Data extracted from a collection —
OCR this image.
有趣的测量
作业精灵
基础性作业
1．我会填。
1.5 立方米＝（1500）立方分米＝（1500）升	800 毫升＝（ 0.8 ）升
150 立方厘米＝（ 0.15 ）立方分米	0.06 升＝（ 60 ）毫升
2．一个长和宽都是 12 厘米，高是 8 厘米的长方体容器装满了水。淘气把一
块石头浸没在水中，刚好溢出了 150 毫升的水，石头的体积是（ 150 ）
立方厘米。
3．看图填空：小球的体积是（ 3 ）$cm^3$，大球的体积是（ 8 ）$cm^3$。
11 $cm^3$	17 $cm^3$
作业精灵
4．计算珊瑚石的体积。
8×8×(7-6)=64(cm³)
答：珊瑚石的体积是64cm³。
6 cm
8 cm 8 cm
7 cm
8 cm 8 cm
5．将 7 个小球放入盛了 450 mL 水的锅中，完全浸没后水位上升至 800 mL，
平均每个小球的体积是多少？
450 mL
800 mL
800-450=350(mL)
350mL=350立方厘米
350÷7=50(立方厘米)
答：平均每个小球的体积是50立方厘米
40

EXERCISE BRIEF — Extract the data exactly as given.

RESULT FOR THIS TASK —
OCR this image.
有趣的测量
作业精灵
基础性作业
1．我会填。
1.5 立方米＝（1500）立方分米＝（1500）升	800 毫升＝（ 0.8 ）升
150 立方厘米＝（ 0.15 ）立方分米	0.06 升＝（ 60 ）毫升
2．一个长和宽都是 12 厘米，高是 8 厘米的长方体容器装满了水。淘气把一
块石头浸没在水中，刚好溢出了 150 毫升的水，石头的体积是（ 150 ）
立方厘米。
3．看图填空：小球的体积是（ 3 ）$cm^3$，大球的体积是（ 8 ）$cm^3$。
11 $cm^3$	17 $cm^3$
作业精灵
4．计算珊瑚石的体积。
8×8×(7-6)=64(cm³)
答：珊瑚石的体积是64cm³。
6 cm
8 cm 8 cm
7 cm
8 cm 8 cm
5．将 7 个小球放入盛了 450 mL 水的锅中，完全浸没后水位上升至 800 mL，
平均每个小球的体积是多少？
450 mL
800 mL
800-450=350(mL)
350mL=350立方厘米
350÷7=50(立方厘米)
答：平均每个小球的体积是50立方厘米
40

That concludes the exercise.